**Texto del documento**:
◇ ◇ ◇ ◇

Puede ocurrir que en este proceso deliberativo una de las partes implicadas exponga sus sentimientos como los únicos argumentos que respaldan su decisión. «Son mis sentimientos» es una alocución tristemente usual cuando una persona quiere indicar una postura inamovible, una razón que anuncia la muerte del diálogo porque no se puede interpelar. Los argumentos se pueden refutar, pero los sentimientos que no atentan contra los Derechos Humanos se deben respetar. ¿Quiénes somos cualquiera de nosotros para cuestionar esos sentimientos de alguien que no somos nosotros? Se delibera sobre lo que puede ser de otra manera, pero exigir esta máxima a los sentimientos descritos por una persona denota falta de consideración a la persona, arrogarse una ficticia soberanía sobre ella y una severa profanación a su templo afectivo. Entrar sin permiso en ese rincón sagrado para ponerlo en crisis es una apostasía contra la religión del respeto. En La razón también tiene sentimientos (ver) pormenorizo la construcción sentimental. Se puede resumir en que los sentimientos son imbricados conglomerados  de incidencias emocionales, fisiológicas, cognitivas, axiológicas, desiderativas, biográficas. Desde hace unas décadas las industrias del sé tú mismo han uncido a los sentimientos de una  aureola de autenticidad  que no admite la comparecencia de la duda bajo el muy discutible axioma de que el corazón nunca se equivoca. Con estas condiciones preliminares se antoja difícil entablar diálogo alguno con quien enarbola la infalibilidad de los sentimientos. El diálogo es precisamente lo contrario. Buscar mancomunadamente evidencias mejorables que mermen la falibilidad humana.

◇ ◇ ◇ ◇

**Datos disponibles**:
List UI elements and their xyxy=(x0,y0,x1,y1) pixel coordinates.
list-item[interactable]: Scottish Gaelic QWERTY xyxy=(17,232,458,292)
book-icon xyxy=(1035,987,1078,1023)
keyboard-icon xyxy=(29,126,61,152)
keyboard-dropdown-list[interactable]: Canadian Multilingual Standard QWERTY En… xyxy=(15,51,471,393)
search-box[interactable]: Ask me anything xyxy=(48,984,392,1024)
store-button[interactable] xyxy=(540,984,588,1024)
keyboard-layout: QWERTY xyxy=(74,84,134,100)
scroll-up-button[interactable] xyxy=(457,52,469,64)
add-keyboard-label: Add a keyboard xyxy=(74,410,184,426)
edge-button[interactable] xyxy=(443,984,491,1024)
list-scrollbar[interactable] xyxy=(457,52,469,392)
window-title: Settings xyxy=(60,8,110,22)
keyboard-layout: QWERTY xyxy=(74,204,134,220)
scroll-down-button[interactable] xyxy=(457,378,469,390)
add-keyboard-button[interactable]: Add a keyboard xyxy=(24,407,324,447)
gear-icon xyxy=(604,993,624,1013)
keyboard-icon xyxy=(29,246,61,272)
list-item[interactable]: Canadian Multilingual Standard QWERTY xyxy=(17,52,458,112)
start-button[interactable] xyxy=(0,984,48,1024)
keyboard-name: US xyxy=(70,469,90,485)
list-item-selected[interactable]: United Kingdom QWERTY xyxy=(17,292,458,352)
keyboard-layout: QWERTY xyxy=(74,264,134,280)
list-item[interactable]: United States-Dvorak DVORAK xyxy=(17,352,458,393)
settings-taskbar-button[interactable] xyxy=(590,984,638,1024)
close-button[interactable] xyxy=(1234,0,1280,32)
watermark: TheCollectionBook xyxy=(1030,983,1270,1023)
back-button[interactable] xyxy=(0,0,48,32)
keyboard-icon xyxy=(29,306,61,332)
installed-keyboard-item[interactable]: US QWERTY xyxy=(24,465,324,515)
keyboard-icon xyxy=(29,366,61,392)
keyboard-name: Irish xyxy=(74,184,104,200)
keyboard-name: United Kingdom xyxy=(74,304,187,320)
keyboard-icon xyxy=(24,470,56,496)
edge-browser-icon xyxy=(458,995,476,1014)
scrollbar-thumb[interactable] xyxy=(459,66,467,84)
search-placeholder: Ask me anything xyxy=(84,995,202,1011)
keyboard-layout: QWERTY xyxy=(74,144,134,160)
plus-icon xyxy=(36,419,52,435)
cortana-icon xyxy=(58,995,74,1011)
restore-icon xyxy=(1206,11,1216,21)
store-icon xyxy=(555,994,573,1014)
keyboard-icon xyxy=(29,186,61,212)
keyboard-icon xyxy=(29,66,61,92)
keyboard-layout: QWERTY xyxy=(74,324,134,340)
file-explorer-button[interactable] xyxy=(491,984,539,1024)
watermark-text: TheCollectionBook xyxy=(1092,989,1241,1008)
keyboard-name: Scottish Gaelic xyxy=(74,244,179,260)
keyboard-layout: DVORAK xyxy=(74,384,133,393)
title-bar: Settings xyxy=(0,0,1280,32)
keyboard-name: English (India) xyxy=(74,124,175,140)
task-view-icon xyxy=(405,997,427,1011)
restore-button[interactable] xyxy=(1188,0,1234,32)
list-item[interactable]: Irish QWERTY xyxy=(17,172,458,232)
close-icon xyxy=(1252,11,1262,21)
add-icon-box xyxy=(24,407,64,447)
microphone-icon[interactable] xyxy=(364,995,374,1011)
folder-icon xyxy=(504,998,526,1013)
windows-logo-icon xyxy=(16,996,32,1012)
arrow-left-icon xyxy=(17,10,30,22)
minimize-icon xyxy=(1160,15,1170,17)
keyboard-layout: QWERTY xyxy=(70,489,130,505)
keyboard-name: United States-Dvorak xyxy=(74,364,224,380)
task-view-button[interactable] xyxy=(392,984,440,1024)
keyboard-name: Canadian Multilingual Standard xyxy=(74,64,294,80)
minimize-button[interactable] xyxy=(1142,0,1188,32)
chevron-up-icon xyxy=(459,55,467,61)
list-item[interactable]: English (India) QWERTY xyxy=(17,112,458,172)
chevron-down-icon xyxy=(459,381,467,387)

◇ ◇ ◇ ◇

**Problemas por resolver**:
**a.** Explica por qué, según el texto sobre los sentimientos y el diálogo, la frase «Son mis sentimientos» anuncia la muerte del diálogo.
**b.** Según el texto sobre los sentimientos y el diálogo, ¿en qué obra se pormenoriza la construcción sentimental?
**c.** Prosigue el texto sobre los sentimientos y el diálogo a partir del punto en que se detiene.

**Respuestas por número**:
**a.** La frase indica una postura inamovible. Presenta una razón que no se puede interpelar, y por eso cierra el paso al diálogo.

**b.** En La razón también tiene sentimientos.

**c.**
Quien trae a colación sus sentimientos en mitad de un proceso argumentativo es porque no quiere abordar un diálogo que requiere la exposición de argumentos, no de sentimientos. Los sentimientos están embebidos de argumentos, pero quien cita en bloque su aparataje sentimental lo suele utilizar a modo de proteccionismo argumentativo. Se puede explicar discursivamente la construcción del sentimiento, pero cuando el sentimiento se anuncia solo nominalmente y sin explicación alguna es una fortaleza inexpugnable para cualquier argumento. Su presencia clausura el diálogo llevándolo a un lugar en el que no es posible dialogar. En Ética de la hospitalidad, Daniel Innenarity diagnostica que «cuando no se cultiva la argumentación los seres humanos se atrincheran en la única posición que consideran propia: sus sentimientos ante las cosas. Nuestros sentimientos no son un principio suficiente para hacer respetar nuestra posición, porque no pueden determinar qué es significativo». Si alguien se amuralla en sus sentimientos como único argumento,  la inteligencia no tendrá argumentos que discriminar, no habrá espacio para construir esa intersección que requiere el diálogo en su función de empresa cooperativa. Solo se puede argumentar con el interlocutor que también desgrana argumentos, y los sentimientos no lo son, aunque paradójicamente, y como escribí antes, estén plagados de ellos de un modo velado. Otra cosa muy diferente es que nuestro interlocutor esgrima los argumentos sobre los que se edifican sus sentimientos. Ahí sí se puede deliberar. Ahí sí se puede llevar a cabo la ejercitación de la palabra que se enreda con otras palabras para encontrar la mejor posibilidad que nos podamos llevar a la realidad. Esa posibilidad elegida y compartida la solemos bautizar como solución.